Scan the records and identify every line in which the string "Degree" occurs, then return those lines.

[Records]
·····

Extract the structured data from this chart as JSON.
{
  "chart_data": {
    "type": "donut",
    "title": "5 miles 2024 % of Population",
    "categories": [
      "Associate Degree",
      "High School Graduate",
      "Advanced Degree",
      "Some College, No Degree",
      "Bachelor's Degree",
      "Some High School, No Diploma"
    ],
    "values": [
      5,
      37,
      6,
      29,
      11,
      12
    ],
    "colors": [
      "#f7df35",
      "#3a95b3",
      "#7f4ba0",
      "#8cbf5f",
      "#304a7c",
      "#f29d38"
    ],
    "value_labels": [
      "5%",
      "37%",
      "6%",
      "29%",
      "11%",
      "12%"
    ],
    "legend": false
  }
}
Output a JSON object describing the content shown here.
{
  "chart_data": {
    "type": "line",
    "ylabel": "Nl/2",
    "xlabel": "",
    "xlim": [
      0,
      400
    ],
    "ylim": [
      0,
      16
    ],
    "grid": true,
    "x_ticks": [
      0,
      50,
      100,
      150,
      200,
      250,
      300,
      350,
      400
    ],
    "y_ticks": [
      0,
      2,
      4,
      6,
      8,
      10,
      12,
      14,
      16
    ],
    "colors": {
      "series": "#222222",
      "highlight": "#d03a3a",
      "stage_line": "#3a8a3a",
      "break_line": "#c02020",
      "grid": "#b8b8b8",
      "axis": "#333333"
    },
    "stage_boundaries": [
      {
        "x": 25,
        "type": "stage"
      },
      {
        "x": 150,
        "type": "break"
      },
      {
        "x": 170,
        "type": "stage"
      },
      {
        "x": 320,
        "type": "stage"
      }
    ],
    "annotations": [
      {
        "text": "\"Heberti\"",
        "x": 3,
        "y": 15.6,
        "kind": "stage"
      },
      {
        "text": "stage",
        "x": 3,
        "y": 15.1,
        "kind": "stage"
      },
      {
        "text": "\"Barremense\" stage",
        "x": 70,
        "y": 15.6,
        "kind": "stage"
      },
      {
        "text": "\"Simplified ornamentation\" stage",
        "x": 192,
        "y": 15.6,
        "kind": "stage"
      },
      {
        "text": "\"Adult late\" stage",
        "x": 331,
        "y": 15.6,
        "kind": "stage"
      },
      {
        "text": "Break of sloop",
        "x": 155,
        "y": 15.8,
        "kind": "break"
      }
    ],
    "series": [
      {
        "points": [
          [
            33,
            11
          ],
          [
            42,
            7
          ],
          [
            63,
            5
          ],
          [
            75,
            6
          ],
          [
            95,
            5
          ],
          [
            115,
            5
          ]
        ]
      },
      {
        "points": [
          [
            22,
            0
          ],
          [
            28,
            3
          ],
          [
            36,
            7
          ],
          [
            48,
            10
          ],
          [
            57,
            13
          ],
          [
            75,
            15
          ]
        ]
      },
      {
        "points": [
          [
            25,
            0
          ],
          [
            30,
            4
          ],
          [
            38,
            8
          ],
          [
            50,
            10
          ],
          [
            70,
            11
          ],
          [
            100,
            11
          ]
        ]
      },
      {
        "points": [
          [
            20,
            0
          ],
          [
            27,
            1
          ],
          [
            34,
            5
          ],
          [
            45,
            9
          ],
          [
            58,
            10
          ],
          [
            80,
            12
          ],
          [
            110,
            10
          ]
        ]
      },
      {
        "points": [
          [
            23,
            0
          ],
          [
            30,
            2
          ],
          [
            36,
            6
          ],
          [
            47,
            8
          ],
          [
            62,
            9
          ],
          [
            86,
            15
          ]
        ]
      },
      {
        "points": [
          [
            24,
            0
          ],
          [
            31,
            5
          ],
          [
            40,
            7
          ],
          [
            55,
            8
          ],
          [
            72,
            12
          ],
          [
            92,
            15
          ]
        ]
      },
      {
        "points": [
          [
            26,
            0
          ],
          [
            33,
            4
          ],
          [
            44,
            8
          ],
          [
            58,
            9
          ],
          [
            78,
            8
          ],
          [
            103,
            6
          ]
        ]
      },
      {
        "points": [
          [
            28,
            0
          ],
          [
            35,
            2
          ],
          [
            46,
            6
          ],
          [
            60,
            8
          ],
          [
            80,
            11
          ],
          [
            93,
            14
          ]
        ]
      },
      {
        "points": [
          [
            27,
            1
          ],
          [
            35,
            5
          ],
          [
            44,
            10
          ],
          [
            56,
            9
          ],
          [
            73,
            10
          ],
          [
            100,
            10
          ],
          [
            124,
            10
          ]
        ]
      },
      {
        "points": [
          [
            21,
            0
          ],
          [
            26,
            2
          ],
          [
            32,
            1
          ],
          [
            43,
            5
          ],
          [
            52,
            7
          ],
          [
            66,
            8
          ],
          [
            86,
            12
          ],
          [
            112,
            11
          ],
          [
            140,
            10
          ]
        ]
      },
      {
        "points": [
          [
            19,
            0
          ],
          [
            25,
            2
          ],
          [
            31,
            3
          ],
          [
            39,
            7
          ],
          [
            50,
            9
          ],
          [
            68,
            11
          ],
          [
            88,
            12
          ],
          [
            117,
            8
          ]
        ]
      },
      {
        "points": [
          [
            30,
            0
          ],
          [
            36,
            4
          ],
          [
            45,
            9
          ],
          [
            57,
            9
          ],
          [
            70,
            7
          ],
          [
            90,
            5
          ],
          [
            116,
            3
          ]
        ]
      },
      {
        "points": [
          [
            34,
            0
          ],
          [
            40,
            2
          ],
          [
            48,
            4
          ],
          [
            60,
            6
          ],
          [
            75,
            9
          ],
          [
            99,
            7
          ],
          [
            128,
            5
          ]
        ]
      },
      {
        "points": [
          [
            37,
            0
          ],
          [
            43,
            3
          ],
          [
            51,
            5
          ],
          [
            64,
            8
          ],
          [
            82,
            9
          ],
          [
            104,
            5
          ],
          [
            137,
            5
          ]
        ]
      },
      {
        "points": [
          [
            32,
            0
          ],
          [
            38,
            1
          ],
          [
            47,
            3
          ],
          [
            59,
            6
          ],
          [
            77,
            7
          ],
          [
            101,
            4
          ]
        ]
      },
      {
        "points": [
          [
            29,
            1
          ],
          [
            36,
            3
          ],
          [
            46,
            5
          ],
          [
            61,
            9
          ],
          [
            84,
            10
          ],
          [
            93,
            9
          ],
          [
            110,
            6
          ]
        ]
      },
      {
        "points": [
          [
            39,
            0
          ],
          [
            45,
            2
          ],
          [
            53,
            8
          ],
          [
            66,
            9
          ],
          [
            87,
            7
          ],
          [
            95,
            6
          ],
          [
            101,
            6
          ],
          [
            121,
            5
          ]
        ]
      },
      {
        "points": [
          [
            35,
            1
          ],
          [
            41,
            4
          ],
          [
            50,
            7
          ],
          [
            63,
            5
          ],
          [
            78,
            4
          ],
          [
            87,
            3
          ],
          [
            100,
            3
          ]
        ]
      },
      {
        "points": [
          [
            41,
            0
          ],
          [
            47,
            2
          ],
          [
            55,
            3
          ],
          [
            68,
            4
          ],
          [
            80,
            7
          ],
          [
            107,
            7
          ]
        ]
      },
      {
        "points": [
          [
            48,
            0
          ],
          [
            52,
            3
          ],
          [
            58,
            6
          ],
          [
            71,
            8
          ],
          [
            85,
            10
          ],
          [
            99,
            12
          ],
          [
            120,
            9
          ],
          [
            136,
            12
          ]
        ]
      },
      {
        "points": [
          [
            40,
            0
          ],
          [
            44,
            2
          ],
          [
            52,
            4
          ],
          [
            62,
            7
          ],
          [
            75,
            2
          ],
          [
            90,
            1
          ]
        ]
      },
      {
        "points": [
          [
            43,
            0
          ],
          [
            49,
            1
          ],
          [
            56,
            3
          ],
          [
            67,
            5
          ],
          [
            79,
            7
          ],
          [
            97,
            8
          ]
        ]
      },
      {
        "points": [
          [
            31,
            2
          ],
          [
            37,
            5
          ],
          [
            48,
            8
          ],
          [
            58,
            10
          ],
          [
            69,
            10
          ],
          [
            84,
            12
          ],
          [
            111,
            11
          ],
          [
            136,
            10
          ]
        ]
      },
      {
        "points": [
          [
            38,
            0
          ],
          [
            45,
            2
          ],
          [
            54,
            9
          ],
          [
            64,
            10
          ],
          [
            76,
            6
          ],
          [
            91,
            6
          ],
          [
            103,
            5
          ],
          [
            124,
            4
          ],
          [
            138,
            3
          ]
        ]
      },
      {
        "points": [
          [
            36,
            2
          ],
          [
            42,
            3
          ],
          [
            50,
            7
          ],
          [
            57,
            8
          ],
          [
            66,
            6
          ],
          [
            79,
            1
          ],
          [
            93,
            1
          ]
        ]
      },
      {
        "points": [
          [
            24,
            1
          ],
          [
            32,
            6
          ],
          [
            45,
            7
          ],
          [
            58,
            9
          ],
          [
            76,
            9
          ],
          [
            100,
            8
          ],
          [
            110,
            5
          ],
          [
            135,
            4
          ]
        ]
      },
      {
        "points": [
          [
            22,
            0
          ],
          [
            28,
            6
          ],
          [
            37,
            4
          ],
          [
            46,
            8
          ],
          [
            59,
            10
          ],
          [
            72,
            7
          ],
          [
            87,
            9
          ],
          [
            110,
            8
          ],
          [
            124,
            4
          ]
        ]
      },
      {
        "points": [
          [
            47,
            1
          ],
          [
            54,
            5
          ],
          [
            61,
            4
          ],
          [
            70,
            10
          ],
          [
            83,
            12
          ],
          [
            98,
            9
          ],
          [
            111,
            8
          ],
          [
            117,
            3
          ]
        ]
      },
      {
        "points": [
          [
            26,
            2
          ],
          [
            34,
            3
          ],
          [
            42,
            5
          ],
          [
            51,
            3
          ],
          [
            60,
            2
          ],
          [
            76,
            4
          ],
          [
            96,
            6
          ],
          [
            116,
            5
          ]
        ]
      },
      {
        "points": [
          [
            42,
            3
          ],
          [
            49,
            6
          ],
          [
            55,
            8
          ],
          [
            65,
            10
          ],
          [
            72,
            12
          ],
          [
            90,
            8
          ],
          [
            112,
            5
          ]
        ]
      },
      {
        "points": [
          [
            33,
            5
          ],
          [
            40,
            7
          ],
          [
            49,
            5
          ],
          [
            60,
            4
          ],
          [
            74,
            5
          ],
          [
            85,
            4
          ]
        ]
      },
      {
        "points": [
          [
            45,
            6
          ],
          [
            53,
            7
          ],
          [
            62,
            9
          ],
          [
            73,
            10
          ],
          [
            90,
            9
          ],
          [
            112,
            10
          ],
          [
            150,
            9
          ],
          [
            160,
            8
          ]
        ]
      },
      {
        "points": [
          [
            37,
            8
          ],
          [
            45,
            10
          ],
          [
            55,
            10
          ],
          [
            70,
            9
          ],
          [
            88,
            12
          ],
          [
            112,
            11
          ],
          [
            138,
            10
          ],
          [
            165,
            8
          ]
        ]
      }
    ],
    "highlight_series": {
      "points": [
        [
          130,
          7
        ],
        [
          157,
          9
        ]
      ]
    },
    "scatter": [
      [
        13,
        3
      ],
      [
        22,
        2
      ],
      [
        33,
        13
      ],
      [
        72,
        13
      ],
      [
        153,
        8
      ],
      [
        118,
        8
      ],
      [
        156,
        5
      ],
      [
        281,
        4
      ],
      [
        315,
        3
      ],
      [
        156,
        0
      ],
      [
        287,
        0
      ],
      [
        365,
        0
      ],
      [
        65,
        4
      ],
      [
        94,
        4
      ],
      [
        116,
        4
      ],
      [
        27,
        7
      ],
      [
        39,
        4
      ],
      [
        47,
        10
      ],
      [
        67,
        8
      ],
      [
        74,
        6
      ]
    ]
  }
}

·····

REPLY TO THE EXERCISE.
      "Associate Degree",
      "Advanced Degree",
      "Some College, No Degree",
      "Bachelor's Degree",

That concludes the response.